▶ _WHAT TO PRODUCE_
Look for the string "xưởng" in the lines and copy each line that has it.

╔══

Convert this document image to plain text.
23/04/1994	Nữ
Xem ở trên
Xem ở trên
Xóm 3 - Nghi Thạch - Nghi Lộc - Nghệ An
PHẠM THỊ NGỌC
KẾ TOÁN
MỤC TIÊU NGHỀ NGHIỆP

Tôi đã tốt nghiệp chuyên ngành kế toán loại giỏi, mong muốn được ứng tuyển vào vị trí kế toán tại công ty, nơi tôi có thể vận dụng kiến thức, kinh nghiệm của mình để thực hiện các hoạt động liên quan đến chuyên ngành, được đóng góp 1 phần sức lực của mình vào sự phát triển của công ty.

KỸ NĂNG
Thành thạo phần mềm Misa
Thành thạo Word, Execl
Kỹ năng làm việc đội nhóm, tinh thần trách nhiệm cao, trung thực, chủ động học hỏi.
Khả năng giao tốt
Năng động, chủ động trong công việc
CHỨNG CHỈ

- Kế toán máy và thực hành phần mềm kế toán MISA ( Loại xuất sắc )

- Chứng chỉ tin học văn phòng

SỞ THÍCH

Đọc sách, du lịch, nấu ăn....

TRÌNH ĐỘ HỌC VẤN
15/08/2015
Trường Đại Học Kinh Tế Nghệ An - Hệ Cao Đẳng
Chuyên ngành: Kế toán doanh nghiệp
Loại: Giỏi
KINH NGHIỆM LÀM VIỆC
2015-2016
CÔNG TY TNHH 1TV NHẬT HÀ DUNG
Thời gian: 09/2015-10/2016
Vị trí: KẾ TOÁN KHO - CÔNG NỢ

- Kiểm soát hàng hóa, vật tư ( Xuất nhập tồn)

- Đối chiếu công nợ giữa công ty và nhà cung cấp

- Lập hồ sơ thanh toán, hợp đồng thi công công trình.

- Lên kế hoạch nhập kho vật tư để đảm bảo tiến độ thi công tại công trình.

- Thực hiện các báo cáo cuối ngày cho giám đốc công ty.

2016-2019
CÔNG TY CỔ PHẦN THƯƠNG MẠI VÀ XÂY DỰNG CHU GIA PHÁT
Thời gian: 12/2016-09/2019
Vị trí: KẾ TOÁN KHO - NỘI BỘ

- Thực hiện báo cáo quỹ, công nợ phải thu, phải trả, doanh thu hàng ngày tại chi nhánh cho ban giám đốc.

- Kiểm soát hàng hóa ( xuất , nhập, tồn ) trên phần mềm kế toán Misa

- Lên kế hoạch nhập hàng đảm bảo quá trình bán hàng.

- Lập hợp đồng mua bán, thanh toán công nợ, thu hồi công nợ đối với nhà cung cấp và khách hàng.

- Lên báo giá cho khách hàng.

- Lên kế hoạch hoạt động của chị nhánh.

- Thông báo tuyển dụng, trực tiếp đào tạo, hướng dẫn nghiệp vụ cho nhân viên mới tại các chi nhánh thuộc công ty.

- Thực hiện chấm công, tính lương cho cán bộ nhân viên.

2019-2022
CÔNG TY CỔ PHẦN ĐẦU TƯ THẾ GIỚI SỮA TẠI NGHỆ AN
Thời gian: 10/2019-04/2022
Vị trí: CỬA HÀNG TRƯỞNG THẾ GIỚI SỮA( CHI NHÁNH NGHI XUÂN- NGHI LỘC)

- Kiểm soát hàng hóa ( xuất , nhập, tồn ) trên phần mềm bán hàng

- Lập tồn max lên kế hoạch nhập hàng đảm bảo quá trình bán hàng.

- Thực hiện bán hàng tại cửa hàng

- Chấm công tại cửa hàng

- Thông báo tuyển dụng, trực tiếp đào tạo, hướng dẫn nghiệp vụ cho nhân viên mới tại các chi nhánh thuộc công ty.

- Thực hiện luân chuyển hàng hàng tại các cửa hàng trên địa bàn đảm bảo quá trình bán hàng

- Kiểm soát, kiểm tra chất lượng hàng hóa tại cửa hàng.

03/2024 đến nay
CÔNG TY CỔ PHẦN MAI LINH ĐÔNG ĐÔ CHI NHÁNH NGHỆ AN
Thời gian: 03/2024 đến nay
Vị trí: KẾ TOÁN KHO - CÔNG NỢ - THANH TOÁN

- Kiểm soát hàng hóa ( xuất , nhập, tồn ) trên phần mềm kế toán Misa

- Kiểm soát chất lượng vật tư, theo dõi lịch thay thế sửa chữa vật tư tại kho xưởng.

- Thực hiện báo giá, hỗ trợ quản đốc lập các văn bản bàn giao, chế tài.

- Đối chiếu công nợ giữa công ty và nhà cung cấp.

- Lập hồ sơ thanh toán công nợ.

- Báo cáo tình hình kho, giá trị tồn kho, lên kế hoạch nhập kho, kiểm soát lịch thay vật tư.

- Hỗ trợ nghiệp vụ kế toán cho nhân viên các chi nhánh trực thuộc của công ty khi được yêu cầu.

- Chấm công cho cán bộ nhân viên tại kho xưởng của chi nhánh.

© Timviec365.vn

╚══

▶ _CORRECT OUTPUT_
- Kiểm soát chất lượng vật tư, theo dõi lịch thay thế sửa chữa vật tư tại kho xưởng.
- Chấm công cho cán bộ nhân viên tại kho xưởng của chi nhánh.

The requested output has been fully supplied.